::: Data for processing :::

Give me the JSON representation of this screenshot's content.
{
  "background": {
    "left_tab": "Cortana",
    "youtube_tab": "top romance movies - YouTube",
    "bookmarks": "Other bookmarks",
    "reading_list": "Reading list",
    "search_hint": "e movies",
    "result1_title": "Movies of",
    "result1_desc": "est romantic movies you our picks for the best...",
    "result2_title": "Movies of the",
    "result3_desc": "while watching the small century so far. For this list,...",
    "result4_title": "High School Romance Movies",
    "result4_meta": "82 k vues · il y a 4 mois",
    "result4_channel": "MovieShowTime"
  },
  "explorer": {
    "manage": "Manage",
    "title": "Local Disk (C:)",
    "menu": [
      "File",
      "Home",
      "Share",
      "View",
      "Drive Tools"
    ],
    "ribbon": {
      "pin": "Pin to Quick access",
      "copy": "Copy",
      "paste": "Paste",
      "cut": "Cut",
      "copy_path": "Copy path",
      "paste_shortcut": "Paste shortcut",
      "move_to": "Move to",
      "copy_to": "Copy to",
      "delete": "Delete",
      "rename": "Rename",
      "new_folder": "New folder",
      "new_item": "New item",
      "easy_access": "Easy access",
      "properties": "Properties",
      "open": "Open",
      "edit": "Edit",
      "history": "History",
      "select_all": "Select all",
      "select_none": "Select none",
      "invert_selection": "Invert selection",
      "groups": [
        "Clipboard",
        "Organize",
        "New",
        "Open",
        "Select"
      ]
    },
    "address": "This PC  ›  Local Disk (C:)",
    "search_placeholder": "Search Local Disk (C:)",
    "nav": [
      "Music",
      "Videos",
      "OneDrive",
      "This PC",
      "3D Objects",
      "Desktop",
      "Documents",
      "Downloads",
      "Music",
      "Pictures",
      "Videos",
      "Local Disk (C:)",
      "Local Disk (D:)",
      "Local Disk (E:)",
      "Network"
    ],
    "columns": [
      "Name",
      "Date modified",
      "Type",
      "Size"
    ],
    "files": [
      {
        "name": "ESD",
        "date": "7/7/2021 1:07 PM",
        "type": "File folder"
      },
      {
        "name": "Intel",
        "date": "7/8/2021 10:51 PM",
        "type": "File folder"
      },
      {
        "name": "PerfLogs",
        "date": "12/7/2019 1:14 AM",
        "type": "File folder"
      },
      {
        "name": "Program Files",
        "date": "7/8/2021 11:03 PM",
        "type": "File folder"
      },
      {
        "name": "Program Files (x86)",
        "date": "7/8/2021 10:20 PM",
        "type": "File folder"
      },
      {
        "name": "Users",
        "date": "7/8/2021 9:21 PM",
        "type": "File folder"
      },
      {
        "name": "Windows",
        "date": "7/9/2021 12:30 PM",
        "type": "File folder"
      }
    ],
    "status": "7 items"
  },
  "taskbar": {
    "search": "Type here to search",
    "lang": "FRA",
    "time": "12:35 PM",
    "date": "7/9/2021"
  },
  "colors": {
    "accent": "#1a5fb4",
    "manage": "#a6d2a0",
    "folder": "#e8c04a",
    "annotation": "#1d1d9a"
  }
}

:::

** Request **
Exactly reproduce every line found in the records.

** Complete response **
Give me the JSON representation of this screenshot's content.
{
  "background": {
    "left_tab": "Cortana",
    "youtube_tab": "top romance movies - YouTube",
    "bookmarks": "Other bookmarks",
    "reading_list": "Reading list",
    "search_hint": "e movies",
    "result1_title": "Movies of",
    "result1_desc": "est romantic movies you our picks for the best...",
    "result2_title": "Movies of the",
    "result3_desc": "while watching the small century so far. For this list,...",
    "result4_title": "High School Romance Movies",
    "result4_meta": "82 k vues · il y a 4 mois",
    "result4_channel": "MovieShowTime"
  },
  "explorer": {
    "manage": "Manage",
    "title": "Local Disk (C:)",
    "menu": [
      "File",
      "Home",
      "Share",
      "View",
      "Drive Tools"
    ],
    "ribbon": {
      "pin": "Pin to Quick access",
      "copy": "Copy",
      "paste": "Paste",
      "cut": "Cut",
      "copy_path": "Copy path",
      "paste_shortcut": "Paste shortcut",
      "move_to": "Move to",
      "copy_to": "Copy to",
      "delete": "Delete",
      "rename": "Rename",
      "new_folder": "New folder",
      "new_item": "New item",
      "easy_access": "Easy access",
      "properties": "Properties",
      "open": "Open",
      "edit": "Edit",
      "history": "History",
      "select_all": "Select all",
      "select_none": "Select none",
      "invert_selection": "Invert selection",
      "groups": [
        "Clipboard",
        "Organize",
        "New",
        "Open",
        "Select"
      ]
    },
    "address": "This PC  ›  Local Disk (C:)",
    "search_placeholder": "Search Local Disk (C:)",
    "nav": [
      "Music",
      "Videos",
      "OneDrive",
      "This PC",
      "3D Objects",
      "Desktop",
      "Documents",
      "Downloads",
      "Music",
      "Pictures",
      "Videos",
      "Local Disk (C:)",
      "Local Disk (D:)",
      "Local Disk (E:)",
      "Network"
    ],
    "columns": [
      "Name",
      "Date modified",
      "Type",
      "Size"
    ],
    "files": [
      {
        "name": "ESD",
        "date": "7/7/2021 1:07 PM",
        "type": "File folder"
      },
      {
        "name": "Intel",
        "date": "7/8/2021 10:51 PM",
        "type": "File folder"
      },
      {
        "name": "PerfLogs",
        "date": "12/7/2019 1:14 AM",
        "type": "File folder"
      },
      {
        "name": "Program Files",
        "date": "7/8/2021 11:03 PM",
        "type": "File folder"
      },
      {
        "name": "Program Files (x86)",
        "date": "7/8/2021 10:20 PM",
        "type": "File folder"
      },
      {
        "name": "Users",
        "date": "7/8/2021 9:21 PM",
        "type": "File folder"
      },
      {
        "name": "Windows",
        "date": "7/9/2021 12:30 PM",
        "type": "File folder"
      }
    ],
    "status": "7 items"
  },
  "taskbar": {
    "search": "Type here to search",
    "lang": "FRA",
    "time": "12:35 PM",
    "date": "7/9/2021"
  },
  "colors": {
    "accent": "#1a5fb4",
    "manage": "#a6d2a0",
    "folder": "#e8c04a",
    "annotation": "#1d1d9a"
  }
}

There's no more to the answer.